▼▼▼

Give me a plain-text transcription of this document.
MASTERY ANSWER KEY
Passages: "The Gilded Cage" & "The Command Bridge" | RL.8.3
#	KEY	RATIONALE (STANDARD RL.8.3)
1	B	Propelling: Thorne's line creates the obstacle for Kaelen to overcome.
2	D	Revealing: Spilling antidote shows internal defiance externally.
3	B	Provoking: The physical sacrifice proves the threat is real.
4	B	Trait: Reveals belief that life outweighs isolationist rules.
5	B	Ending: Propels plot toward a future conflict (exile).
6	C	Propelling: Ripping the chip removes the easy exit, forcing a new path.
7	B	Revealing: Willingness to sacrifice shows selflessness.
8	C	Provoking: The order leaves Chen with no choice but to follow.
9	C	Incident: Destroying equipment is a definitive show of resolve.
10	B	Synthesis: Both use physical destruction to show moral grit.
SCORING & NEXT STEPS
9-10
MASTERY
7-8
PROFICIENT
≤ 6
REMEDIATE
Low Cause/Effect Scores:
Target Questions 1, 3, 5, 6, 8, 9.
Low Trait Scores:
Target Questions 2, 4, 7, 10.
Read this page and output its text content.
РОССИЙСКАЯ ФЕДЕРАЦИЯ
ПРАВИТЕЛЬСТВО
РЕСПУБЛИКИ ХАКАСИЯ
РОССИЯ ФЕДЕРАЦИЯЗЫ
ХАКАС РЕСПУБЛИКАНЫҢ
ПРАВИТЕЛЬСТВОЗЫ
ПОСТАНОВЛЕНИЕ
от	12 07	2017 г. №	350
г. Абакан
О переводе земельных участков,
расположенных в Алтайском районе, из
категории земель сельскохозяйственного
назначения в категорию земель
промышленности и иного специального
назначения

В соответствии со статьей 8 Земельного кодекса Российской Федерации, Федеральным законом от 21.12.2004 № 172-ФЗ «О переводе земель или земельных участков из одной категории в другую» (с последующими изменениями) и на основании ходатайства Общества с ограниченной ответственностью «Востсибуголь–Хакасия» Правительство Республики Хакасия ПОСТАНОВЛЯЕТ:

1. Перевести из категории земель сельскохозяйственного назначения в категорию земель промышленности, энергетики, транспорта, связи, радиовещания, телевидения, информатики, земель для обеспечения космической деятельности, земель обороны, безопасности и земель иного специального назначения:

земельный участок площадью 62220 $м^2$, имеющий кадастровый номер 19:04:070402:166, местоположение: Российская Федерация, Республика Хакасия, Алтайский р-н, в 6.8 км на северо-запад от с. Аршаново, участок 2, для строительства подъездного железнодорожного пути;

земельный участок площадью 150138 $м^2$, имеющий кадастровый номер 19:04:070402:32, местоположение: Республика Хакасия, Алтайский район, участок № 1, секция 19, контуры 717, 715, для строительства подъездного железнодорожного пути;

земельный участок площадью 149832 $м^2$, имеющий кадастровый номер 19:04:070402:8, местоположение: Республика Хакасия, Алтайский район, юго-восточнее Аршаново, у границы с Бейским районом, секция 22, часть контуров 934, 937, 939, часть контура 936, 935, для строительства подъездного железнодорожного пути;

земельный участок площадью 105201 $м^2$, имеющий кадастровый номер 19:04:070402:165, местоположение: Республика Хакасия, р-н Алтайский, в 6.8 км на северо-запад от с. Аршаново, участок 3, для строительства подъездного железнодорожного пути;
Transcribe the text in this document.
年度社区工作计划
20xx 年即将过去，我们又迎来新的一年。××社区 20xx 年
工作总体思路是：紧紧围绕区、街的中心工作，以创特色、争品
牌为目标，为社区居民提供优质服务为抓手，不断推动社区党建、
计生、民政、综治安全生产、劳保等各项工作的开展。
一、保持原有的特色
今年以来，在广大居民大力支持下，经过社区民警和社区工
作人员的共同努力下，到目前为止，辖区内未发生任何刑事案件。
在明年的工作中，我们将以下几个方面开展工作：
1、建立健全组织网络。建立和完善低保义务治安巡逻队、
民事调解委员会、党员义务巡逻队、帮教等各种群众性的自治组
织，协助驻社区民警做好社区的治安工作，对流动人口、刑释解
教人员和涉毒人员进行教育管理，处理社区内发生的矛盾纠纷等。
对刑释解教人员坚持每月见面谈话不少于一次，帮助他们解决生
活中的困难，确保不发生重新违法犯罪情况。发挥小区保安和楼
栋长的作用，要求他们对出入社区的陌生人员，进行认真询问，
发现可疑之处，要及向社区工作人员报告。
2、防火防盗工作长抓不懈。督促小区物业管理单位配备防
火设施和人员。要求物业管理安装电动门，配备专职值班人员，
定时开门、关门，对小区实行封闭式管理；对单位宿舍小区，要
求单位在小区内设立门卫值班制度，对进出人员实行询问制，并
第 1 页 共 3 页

▲▲▲

* Problem statement: Scan the records above for the string "категорию", then report every line that contains it.

* Result of this task:
назначения в категорию земель
1. Перевести из категории земель сельскохозяйственного назначения в категорию земель промышленности, энергетики, транспорта, связи, радиовещания, телевидения, информатики, земель для обеспечения космической деятельности, земель обороны, безопасности и земель иного специального назначения:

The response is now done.